▸ **YOUR OBJECTIVE**: Please quote every line word for word.

▸ **Data entries**:
☆ ☆ ☆ ☆

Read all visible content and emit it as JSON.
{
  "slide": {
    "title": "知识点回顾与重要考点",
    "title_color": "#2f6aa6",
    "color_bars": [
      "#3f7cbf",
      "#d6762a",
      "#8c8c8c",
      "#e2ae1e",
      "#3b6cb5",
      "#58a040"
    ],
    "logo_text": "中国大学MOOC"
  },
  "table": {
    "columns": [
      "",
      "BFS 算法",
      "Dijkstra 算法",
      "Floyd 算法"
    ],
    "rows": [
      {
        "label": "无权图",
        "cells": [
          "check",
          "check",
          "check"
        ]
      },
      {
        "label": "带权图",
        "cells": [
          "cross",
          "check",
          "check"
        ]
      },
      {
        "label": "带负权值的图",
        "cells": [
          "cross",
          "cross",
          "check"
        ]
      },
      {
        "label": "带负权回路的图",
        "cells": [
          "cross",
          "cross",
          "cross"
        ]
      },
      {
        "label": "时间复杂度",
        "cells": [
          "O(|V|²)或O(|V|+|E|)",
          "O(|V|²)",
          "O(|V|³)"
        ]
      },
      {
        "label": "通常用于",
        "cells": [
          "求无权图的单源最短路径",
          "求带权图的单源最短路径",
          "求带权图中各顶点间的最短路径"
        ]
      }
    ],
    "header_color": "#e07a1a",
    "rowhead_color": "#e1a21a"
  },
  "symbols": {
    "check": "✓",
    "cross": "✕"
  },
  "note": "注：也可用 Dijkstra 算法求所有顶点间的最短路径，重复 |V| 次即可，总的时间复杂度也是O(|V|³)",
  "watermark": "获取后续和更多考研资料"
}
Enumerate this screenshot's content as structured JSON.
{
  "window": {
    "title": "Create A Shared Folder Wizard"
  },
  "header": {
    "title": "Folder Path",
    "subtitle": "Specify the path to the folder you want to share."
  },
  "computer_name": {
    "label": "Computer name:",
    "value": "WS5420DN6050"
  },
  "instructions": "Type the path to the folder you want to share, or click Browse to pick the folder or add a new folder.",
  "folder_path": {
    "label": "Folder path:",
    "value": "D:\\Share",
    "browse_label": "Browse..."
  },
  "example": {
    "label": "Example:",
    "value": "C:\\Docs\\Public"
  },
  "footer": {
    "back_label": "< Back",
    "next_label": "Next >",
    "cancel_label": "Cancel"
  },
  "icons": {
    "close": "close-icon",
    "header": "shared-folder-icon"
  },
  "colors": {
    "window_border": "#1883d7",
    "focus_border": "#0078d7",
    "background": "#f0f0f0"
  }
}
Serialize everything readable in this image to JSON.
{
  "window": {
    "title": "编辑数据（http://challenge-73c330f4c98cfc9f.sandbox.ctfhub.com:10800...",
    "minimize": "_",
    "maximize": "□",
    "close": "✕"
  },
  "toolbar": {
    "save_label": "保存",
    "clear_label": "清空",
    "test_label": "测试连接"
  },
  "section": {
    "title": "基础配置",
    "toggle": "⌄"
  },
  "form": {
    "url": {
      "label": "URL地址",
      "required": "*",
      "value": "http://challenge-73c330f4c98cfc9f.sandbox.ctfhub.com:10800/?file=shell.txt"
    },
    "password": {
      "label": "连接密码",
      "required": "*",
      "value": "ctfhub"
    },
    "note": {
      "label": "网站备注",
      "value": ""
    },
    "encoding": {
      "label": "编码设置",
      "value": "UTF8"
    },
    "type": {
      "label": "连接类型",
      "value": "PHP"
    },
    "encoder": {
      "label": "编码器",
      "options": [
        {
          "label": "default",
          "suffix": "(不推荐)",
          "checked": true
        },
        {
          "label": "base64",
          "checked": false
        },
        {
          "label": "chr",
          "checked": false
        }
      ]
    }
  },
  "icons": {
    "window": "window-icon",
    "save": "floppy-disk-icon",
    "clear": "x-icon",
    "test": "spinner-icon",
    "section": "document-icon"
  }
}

☆ ☆ ☆ ☆

▸ **COMPLETE ANSWER**:
Read all visible content and emit it as JSON.
{
  "slide": {
    "title": "知识点回顾与重要考点",
    "title_color": "#2f6aa6",
    "color_bars": [
      "#3f7cbf",
      "#d6762a",
      "#8c8c8c",
      "#e2ae1e",
      "#3b6cb5",
      "#58a040"
    ],
    "logo_text": "中国大学MOOC"
  },
  "table": {
    "columns": [
      "",
      "BFS 算法",
      "Dijkstra 算法",
      "Floyd 算法"
    ],
    "rows": [
      {
        "label": "无权图",
        "cells": [
          "check",
          "check",
          "check"
        ]
      },
      {
        "label": "带权图",
        "cells": [
          "cross",
          "check",
          "check"
        ]
      },
      {
        "label": "带负权值的图",
        "cells": [
          "cross",
          "cross",
          "check"
        ]
      },
      {
        "label": "带负权回路的图",
        "cells": [
          "cross",
          "cross",
          "cross"
        ]
      },
      {
        "label": "时间复杂度",
        "cells": [
          "O(|V|²)或O(|V|+|E|)",
          "O(|V|²)",
          "O(|V|³)"
        ]
      },
      {
        "label": "通常用于",
        "cells": [
          "求无权图的单源最短路径",
          "求带权图的单源最短路径",
          "求带权图中各顶点间的最短路径"
        ]
      }
    ],
    "header_color": "#e07a1a",
    "rowhead_color": "#e1a21a"
  },
  "symbols": {
    "check": "✓",
    "cross": "✕"
  },
  "note": "注：也可用 Dijkstra 算法求所有顶点间的最短路径，重复 |V| 次即可，总的时间复杂度也是O(|V|³)",
  "watermark": "获取后续和更多考研资料"
}
Enumerate this screenshot's content as structured JSON.
{
  "window": {
    "title": "Create A Shared Folder Wizard"
  },
  "header": {
    "title": "Folder Path",
    "subtitle": "Specify the path to the folder you want to share."
  },
  "computer_name": {
    "label": "Computer name:",
    "value": "WS5420DN6050"
  },
  "instructions": "Type the path to the folder you want to share, or click Browse to pick the folder or add a new folder.",
  "folder_path": {
    "label": "Folder path:",
    "value": "D:\\Share",
    "browse_label": "Browse..."
  },
  "example": {
    "label": "Example:",
    "value": "C:\\Docs\\Public"
  },
  "footer": {
    "back_label": "< Back",
    "next_label": "Next >",
    "cancel_label": "Cancel"
  },
  "icons": {
    "close": "close-icon",
    "header": "shared-folder-icon"
  },
  "colors": {
    "window_border": "#1883d7",
    "focus_border": "#0078d7",
    "background": "#f0f0f0"
  }
}
Serialize everything readable in this image to JSON.
{
  "window": {
    "title": "编辑数据（http://challenge-73c330f4c98cfc9f.sandbox.ctfhub.com:10800...",
    "minimize": "_",
    "maximize": "□",
    "close": "✕"
  },
  "toolbar": {
    "save_label": "保存",
    "clear_label": "清空",
    "test_label": "测试连接"
  },
  "section": {
    "title": "基础配置",
    "toggle": "⌄"
  },
  "form": {
    "url": {
      "label": "URL地址",
      "required": "*",
      "value": "http://challenge-73c330f4c98cfc9f.sandbox.ctfhub.com:10800/?file=shell.txt"
    },
    "password": {
      "label": "连接密码",
      "required": "*",
      "value": "ctfhub"
    },
    "note": {
      "label": "网站备注",
      "value": ""
    },
    "encoding": {
      "label": "编码设置",
      "value": "UTF8"
    },
    "type": {
      "label": "连接类型",
      "value": "PHP"
    },
    "encoder": {
      "label": "编码器",
      "options": [
        {
          "label": "default",
          "suffix": "(不推荐)",
          "checked": true
        },
        {
          "label": "base64",
          "checked": false
        },
        {
          "label": "chr",
          "checked": false
        }
      ]
    }
  },
  "icons": {
    "window": "window-icon",
    "save": "floppy-disk-icon",
    "clear": "x-icon",
    "test": "spinner-icon",
    "section": "document-icon"
  }
}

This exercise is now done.